◆ The input ◆
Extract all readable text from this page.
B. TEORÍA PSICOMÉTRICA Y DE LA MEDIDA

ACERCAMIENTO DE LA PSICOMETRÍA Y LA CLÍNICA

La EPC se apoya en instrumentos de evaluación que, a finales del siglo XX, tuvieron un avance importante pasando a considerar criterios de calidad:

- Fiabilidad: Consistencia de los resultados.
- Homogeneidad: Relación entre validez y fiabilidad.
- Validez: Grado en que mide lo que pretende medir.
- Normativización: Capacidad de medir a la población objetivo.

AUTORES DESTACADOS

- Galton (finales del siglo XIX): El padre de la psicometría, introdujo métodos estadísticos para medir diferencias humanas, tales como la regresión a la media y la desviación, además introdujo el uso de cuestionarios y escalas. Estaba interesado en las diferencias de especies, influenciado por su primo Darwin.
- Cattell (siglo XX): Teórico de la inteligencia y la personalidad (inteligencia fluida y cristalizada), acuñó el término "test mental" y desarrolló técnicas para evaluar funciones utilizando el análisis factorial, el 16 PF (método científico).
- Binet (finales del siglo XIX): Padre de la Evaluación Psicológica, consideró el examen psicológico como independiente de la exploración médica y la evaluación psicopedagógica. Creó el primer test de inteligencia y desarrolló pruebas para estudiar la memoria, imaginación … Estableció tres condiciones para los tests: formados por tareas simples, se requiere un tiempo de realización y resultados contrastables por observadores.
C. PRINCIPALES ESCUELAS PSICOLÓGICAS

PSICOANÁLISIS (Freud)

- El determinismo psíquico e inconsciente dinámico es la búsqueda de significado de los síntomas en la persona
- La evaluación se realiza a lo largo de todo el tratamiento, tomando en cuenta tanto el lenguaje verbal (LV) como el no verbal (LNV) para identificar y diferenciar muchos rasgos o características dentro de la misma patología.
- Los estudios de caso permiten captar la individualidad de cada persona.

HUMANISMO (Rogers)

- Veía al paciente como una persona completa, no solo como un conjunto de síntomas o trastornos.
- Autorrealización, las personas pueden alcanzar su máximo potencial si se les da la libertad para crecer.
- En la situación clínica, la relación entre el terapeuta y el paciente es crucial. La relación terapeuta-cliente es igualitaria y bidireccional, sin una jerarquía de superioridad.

◆ Goal ◆
In the material above, show every line where the word "paciente" turns up.

◆ Finished answer ◆
- Veía al paciente como una persona completa, no solo como un conjunto de síntomas o trastornos.
- En la situación clínica, la relación entre el terapeuta y el paciente es crucial. La relación terapeuta-cliente es igualitaria y bidireccional, sin una jerarquía de superioridad.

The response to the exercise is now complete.